_THE TASK_
Every record here should be printed again exactly.

_EXCERPTED DATA_
━━━━━━━━━━━━━━━━━━━━━━━━━━━━━━

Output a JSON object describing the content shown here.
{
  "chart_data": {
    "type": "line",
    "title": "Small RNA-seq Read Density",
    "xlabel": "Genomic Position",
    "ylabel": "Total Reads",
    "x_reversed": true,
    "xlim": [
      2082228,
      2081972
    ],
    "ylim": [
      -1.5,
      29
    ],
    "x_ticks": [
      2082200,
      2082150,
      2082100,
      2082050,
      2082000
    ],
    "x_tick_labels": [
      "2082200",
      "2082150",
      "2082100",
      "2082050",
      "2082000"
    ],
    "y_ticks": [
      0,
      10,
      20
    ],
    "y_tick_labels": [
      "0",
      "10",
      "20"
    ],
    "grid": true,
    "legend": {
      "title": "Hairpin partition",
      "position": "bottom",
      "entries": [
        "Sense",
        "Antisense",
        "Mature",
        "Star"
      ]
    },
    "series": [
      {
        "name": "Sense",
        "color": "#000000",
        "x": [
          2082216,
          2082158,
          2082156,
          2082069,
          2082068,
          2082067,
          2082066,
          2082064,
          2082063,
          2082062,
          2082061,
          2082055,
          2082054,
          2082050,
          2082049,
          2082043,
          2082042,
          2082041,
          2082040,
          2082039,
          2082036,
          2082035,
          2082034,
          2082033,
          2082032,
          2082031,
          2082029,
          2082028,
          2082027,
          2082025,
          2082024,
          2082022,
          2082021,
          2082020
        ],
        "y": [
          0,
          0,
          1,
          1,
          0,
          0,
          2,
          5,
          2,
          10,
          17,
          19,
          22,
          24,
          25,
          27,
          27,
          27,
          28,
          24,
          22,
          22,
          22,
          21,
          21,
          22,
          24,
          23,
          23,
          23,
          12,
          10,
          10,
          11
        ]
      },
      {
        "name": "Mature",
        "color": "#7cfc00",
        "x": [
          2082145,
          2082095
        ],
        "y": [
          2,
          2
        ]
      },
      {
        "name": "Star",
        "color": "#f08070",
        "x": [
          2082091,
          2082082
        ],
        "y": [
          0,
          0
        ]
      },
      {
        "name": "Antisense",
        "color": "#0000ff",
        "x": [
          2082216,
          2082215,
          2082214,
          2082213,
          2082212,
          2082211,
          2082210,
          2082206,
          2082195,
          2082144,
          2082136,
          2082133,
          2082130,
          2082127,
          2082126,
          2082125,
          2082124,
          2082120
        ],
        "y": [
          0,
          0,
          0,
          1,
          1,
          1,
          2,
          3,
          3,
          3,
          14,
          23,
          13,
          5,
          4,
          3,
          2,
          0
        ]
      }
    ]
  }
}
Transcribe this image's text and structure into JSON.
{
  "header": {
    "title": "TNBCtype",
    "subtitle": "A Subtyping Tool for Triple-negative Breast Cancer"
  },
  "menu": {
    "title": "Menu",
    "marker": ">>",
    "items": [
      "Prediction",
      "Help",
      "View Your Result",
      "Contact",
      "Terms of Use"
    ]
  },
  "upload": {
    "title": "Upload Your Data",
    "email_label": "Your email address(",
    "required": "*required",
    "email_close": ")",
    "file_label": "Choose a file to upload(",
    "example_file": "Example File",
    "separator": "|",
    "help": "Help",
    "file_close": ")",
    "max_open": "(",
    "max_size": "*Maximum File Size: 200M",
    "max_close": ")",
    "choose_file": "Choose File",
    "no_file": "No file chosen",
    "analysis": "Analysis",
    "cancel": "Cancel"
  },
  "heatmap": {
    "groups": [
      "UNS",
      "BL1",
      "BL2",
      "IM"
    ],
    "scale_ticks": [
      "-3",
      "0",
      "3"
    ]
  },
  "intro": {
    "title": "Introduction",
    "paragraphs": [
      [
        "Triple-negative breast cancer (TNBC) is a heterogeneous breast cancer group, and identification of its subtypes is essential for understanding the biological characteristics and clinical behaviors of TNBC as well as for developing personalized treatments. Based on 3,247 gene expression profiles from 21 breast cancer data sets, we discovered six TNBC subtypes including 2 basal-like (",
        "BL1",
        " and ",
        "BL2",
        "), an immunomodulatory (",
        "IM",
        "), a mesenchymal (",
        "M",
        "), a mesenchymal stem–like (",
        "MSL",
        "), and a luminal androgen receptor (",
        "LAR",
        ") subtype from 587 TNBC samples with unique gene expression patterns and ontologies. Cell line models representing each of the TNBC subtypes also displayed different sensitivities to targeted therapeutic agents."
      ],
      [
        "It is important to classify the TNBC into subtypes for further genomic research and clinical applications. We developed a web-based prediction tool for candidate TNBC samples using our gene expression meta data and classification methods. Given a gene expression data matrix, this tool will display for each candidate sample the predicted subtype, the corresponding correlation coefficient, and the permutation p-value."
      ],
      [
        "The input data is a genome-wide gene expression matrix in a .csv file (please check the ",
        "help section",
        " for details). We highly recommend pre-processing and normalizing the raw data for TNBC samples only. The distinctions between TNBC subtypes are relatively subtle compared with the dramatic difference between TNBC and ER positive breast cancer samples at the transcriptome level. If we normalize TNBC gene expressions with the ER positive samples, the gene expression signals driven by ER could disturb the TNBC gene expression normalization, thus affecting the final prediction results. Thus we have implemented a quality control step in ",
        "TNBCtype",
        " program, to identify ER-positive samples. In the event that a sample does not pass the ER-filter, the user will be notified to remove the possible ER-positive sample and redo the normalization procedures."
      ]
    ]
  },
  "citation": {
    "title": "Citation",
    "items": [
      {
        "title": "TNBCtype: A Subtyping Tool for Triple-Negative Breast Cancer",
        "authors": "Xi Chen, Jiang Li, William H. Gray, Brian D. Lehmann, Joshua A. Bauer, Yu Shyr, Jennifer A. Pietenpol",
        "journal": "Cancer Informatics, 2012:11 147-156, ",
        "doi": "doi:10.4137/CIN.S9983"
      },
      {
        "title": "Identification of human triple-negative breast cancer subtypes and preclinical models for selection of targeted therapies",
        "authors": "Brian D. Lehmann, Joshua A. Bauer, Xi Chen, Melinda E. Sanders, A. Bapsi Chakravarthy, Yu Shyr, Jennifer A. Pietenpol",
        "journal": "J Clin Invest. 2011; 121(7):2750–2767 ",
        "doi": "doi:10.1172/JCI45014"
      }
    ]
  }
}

━━━━━━━━━━━━━━━━━━━━━━━━━━━━━━

_RESPONSE BELOW_
Output a JSON object describing the content shown here.
{
  "chart_data": {
    "type": "line",
    "title": "Small RNA-seq Read Density",
    "xlabel": "Genomic Position",
    "ylabel": "Total Reads",
    "x_reversed": true,
    "xlim": [
      2082228,
      2081972
    ],
    "ylim": [
      -1.5,
      29
    ],
    "x_ticks": [
      2082200,
      2082150,
      2082100,
      2082050,
      2082000
    ],
    "x_tick_labels": [
      "2082200",
      "2082150",
      "2082100",
      "2082050",
      "2082000"
    ],
    "y_ticks": [
      0,
      10,
      20
    ],
    "y_tick_labels": [
      "0",
      "10",
      "20"
    ],
    "grid": true,
    "legend": {
      "title": "Hairpin partition",
      "position": "bottom",
      "entries": [
        "Sense",
        "Antisense",
        "Mature",
        "Star"
      ]
    },
    "series": [
      {
        "name": "Sense",
        "color": "#000000",
        "x": [
          2082216,
          2082158,
          2082156,
          2082069,
          2082068,
          2082067,
          2082066,
          2082064,
          2082063,
          2082062,
          2082061,
          2082055,
          2082054,
          2082050,
          2082049,
          2082043,
          2082042,
          2082041,
          2082040,
          2082039,
          2082036,
          2082035,
          2082034,
          2082033,
          2082032,
          2082031,
          2082029,
          2082028,
          2082027,
          2082025,
          2082024,
          2082022,
          2082021,
          2082020
        ],
        "y": [
          0,
          0,
          1,
          1,
          0,
          0,
          2,
          5,
          2,
          10,
          17,
          19,
          22,
          24,
          25,
          27,
          27,
          27,
          28,
          24,
          22,
          22,
          22,
          21,
          21,
          22,
          24,
          23,
          23,
          23,
          12,
          10,
          10,
          11
        ]
      },
      {
        "name": "Mature",
        "color": "#7cfc00",
        "x": [
          2082145,
          2082095
        ],
        "y": [
          2,
          2
        ]
      },
      {
        "name": "Star",
        "color": "#f08070",
        "x": [
          2082091,
          2082082
        ],
        "y": [
          0,
          0
        ]
      },
      {
        "name": "Antisense",
        "color": "#0000ff",
        "x": [
          2082216,
          2082215,
          2082214,
          2082213,
          2082212,
          2082211,
          2082210,
          2082206,
          2082195,
          2082144,
          2082136,
          2082133,
          2082130,
          2082127,
          2082126,
          2082125,
          2082124,
          2082120
        ],
        "y": [
          0,
          0,
          0,
          1,
          1,
          1,
          2,
          3,
          3,
          3,
          14,
          23,
          13,
          5,
          4,
          3,
          2,
          0
        ]
      }
    ]
  }
}
Transcribe this image's text and structure into JSON.
{
  "header": {
    "title": "TNBCtype",
    "subtitle": "A Subtyping Tool for Triple-negative Breast Cancer"
  },
  "menu": {
    "title": "Menu",
    "marker": ">>",
    "items": [
      "Prediction",
      "Help",
      "View Your Result",
      "Contact",
      "Terms of Use"
    ]
  },
  "upload": {
    "title": "Upload Your Data",
    "email_label": "Your email address(",
    "required": "*required",
    "email_close": ")",
    "file_label": "Choose a file to upload(",
    "example_file": "Example File",
    "separator": "|",
    "help": "Help",
    "file_close": ")",
    "max_open": "(",
    "max_size": "*Maximum File Size: 200M",
    "max_close": ")",
    "choose_file": "Choose File",
    "no_file": "No file chosen",
    "analysis": "Analysis",
    "cancel": "Cancel"
  },
  "heatmap": {
    "groups": [
      "UNS",
      "BL1",
      "BL2",
      "IM"
    ],
    "scale_ticks": [
      "-3",
      "0",
      "3"
    ]
  },
  "intro": {
    "title": "Introduction",
    "paragraphs": [
      [
        "Triple-negative breast cancer (TNBC) is a heterogeneous breast cancer group, and identification of its subtypes is essential for understanding the biological characteristics and clinical behaviors of TNBC as well as for developing personalized treatments. Based on 3,247 gene expression profiles from 21 breast cancer data sets, we discovered six TNBC subtypes including 2 basal-like (",
        "BL1",
        " and ",
        "BL2",
        "), an immunomodulatory (",
        "IM",
        "), a mesenchymal (",
        "M",
        "), a mesenchymal stem–like (",
        "MSL",
        "), and a luminal androgen receptor (",
        "LAR",
        ") subtype from 587 TNBC samples with unique gene expression patterns and ontologies. Cell line models representing each of the TNBC subtypes also displayed different sensitivities to targeted therapeutic agents."
      ],
      [
        "It is important to classify the TNBC into subtypes for further genomic research and clinical applications. We developed a web-based prediction tool for candidate TNBC samples using our gene expression meta data and classification methods. Given a gene expression data matrix, this tool will display for each candidate sample the predicted subtype, the corresponding correlation coefficient, and the permutation p-value."
      ],
      [
        "The input data is a genome-wide gene expression matrix in a .csv file (please check the ",
        "help section",
        " for details). We highly recommend pre-processing and normalizing the raw data for TNBC samples only. The distinctions between TNBC subtypes are relatively subtle compared with the dramatic difference between TNBC and ER positive breast cancer samples at the transcriptome level. If we normalize TNBC gene expressions with the ER positive samples, the gene expression signals driven by ER could disturb the TNBC gene expression normalization, thus affecting the final prediction results. Thus we have implemented a quality control step in ",
        "TNBCtype",
        " program, to identify ER-positive samples. In the event that a sample does not pass the ER-filter, the user will be notified to remove the possible ER-positive sample and redo the normalization procedures."
      ]
    ]
  },
  "citation": {
    "title": "Citation",
    "items": [
      {
        "title": "TNBCtype: A Subtyping Tool for Triple-Negative Breast Cancer",
        "authors": "Xi Chen, Jiang Li, William H. Gray, Brian D. Lehmann, Joshua A. Bauer, Yu Shyr, Jennifer A. Pietenpol",
        "journal": "Cancer Informatics, 2012:11 147-156, ",
        "doi": "doi:10.4137/CIN.S9983"
      },
      {
        "title": "Identification of human triple-negative breast cancer subtypes and preclinical models for selection of targeted therapies",
        "authors": "Brian D. Lehmann, Joshua A. Bauer, Xi Chen, Melinda E. Sanders, A. Bapsi Chakravarthy, Yu Shyr, Jennifer A. Pietenpol",
        "journal": "J Clin Invest. 2011; 121(7):2750–2767 ",
        "doi": "doi:10.1172/JCI45014"
      }
    ]
  }
}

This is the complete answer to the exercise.